- **What the exercise asks**: Make an exact copy of all the entries below, with the pictures left out.

[Figure record extracts]
# # # # # # #

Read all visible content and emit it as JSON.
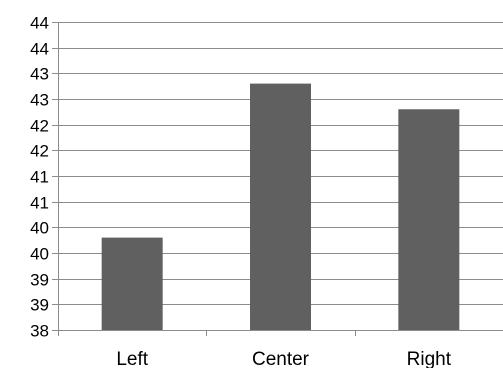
{
  "chart_data": {
    "type": "bar",
    "title": "",
    "xlabel": "",
    "ylabel": "",
    "categories": [
      "Left",
      "Center",
      "Right"
    ],
    "values": [
      39.8,
      42.8,
      42.3
    ],
    "ylim": [
      38,
      44
    ],
    "y_tick_values": [
      38,
      38.5,
      39,
      39.5,
      40,
      40.5,
      41,
      41.5,
      42,
      42.5,
      43,
      43.5,
      44
    ],
    "y_tick_labels": [
      "38",
      "39",
      "39",
      "40",
      "40",
      "41",
      "41",
      "42",
      "42",
      "43",
      "43",
      "44",
      "44"
    ],
    "grid": true,
    "legend": "none",
    "colors": {
      "bar": "#606060",
      "grid": "#8c8c8c",
      "axis": "#8c8c8c"
    }
  }
}
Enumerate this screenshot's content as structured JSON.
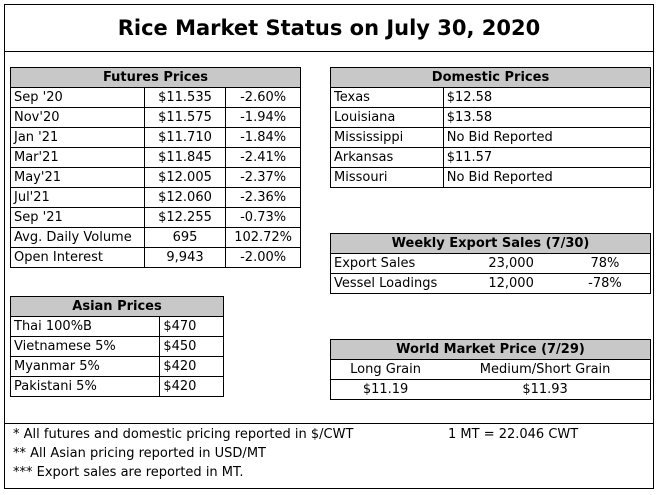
{
  "title": "Rice Market Status on July 30, 2020",
  "futures": {
    "header": "Futures Prices",
    "rows": [
      {
        "month": "Sep '20",
        "price": "$11.535",
        "change": "-2.60%"
      },
      {
        "month": "Nov'20",
        "price": "$11.575",
        "change": "-1.94%"
      },
      {
        "month": "Jan '21",
        "price": "$11.710",
        "change": "-1.84%"
      },
      {
        "month": "Mar'21",
        "price": "$11.845",
        "change": "-2.41%"
      },
      {
        "month": "May'21",
        "price": "$12.005",
        "change": "-2.37%"
      },
      {
        "month": "Jul'21",
        "price": "$12.060",
        "change": "-2.36%"
      },
      {
        "month": "Sep '21",
        "price": "$12.255",
        "change": "-0.73%"
      }
    ],
    "volume": {
      "label": "Avg. Daily Volume",
      "value": "695",
      "change": "102.72%"
    },
    "open_interest": {
      "label": "Open Interest",
      "value": "9,943",
      "change": "-2.00%"
    }
  },
  "domestic": {
    "header": "Domestic Prices",
    "rows": [
      {
        "state": "Texas",
        "price": "$12.58"
      },
      {
        "state": "Louisiana",
        "price": "$13.58"
      },
      {
        "state": "Mississippi",
        "price": "No Bid Reported"
      },
      {
        "state": "Arkansas",
        "price": "$11.57"
      },
      {
        "state": "Missouri",
        "price": "No Bid Reported"
      }
    ]
  },
  "export": {
    "header": "Weekly Export Sales (7/30)",
    "rows": [
      {
        "label": "Export Sales",
        "value": "23,000",
        "change": "78%"
      },
      {
        "label": "Vessel Loadings",
        "value": "12,000",
        "change": "-78%"
      }
    ]
  },
  "asian": {
    "header": "Asian Prices",
    "rows": [
      {
        "label": "Thai 100%B",
        "price": "$470"
      },
      {
        "label": "Vietnamese 5%",
        "price": "$450"
      },
      {
        "label": "Myanmar 5%",
        "price": "$420"
      },
      {
        "label": "Pakistani 5%",
        "price": "$420"
      }
    ]
  },
  "world": {
    "header": "World Market Price (7/29)",
    "long_label": "Long Grain",
    "medium_label": "Medium/Short Grain",
    "long_price": "$11.19",
    "medium_price": "$11.93"
  },
  "notes": {
    "n1": "* All futures and domestic pricing reported in $/CWT",
    "n2": "** All Asian pricing reported in USD/MT",
    "n3": "*** Export sales are reported in MT.",
    "conversion": "1 MT = 22.046 CWT"
  }
}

# # # # # # #

- **Written solution**:
Read all visible content and emit it as JSON.
{
  "chart_data": {
    "type": "bar",
    "title": "",
    "xlabel": "",
    "ylabel": "",
    "categories": [
      "Left",
      "Center",
      "Right"
    ],
    "values": [
      39.8,
      42.8,
      42.3
    ],
    "ylim": [
      38,
      44
    ],
    "y_tick_values": [
      38,
      38.5,
      39,
      39.5,
      40,
      40.5,
      41,
      41.5,
      42,
      42.5,
      43,
      43.5,
      44
    ],
    "y_tick_labels": [
      "38",
      "39",
      "39",
      "40",
      "40",
      "41",
      "41",
      "42",
      "42",
      "43",
      "43",
      "44",
      "44"
    ],
    "grid": true,
    "legend": "none",
    "colors": {
      "bar": "#606060",
      "grid": "#8c8c8c",
      "axis": "#8c8c8c"
    }
  }
}
Enumerate this screenshot's content as structured JSON.
{
  "title": "Rice Market Status on July 30, 2020",
  "futures": {
    "header": "Futures Prices",
    "rows": [
      {
        "month": "Sep '20",
        "price": "$11.535",
        "change": "-2.60%"
      },
      {
        "month": "Nov'20",
        "price": "$11.575",
        "change": "-1.94%"
      },
      {
        "month": "Jan '21",
        "price": "$11.710",
        "change": "-1.84%"
      },
      {
        "month": "Mar'21",
        "price": "$11.845",
        "change": "-2.41%"
      },
      {
        "month": "May'21",
        "price": "$12.005",
        "change": "-2.37%"
      },
      {
        "month": "Jul'21",
        "price": "$12.060",
        "change": "-2.36%"
      },
      {
        "month": "Sep '21",
        "price": "$12.255",
        "change": "-0.73%"
      }
    ],
    "volume": {
      "label": "Avg. Daily Volume",
      "value": "695",
      "change": "102.72%"
    },
    "open_interest": {
      "label": "Open Interest",
      "value": "9,943",
      "change": "-2.00%"
    }
  },
  "domestic": {
    "header": "Domestic Prices",
    "rows": [
      {
        "state": "Texas",
        "price": "$12.58"
      },
      {
        "state": "Louisiana",
        "price": "$13.58"
      },
      {
        "state": "Mississippi",
        "price": "No Bid Reported"
      },
      {
        "state": "Arkansas",
        "price": "$11.57"
      },
      {
        "state": "Missouri",
        "price": "No Bid Reported"
      }
    ]
  },
  "export": {
    "header": "Weekly Export Sales (7/30)",
    "rows": [
      {
        "label": "Export Sales",
        "value": "23,000",
        "change": "78%"
      },
      {
        "label": "Vessel Loadings",
        "value": "12,000",
        "change": "-78%"
      }
    ]
  },
  "asian": {
    "header": "Asian Prices",
    "rows": [
      {
        "label": "Thai 100%B",
        "price": "$470"
      },
      {
        "label": "Vietnamese 5%",
        "price": "$450"
      },
      {
        "label": "Myanmar 5%",
        "price": "$420"
      },
      {
        "label": "Pakistani 5%",
        "price": "$420"
      }
    ]
  },
  "world": {
    "header": "World Market Price (7/29)",
    "long_label": "Long Grain",
    "medium_label": "Medium/Short Grain",
    "long_price": "$11.19",
    "medium_price": "$11.93"
  },
  "notes": {
    "n1": "* All futures and domestic pricing reported in $/CWT",
    "n2": "** All Asian pricing reported in USD/MT",
    "n3": "*** Export sales are reported in MT.",
    "conversion": "1 MT = 22.046 CWT"
  }
}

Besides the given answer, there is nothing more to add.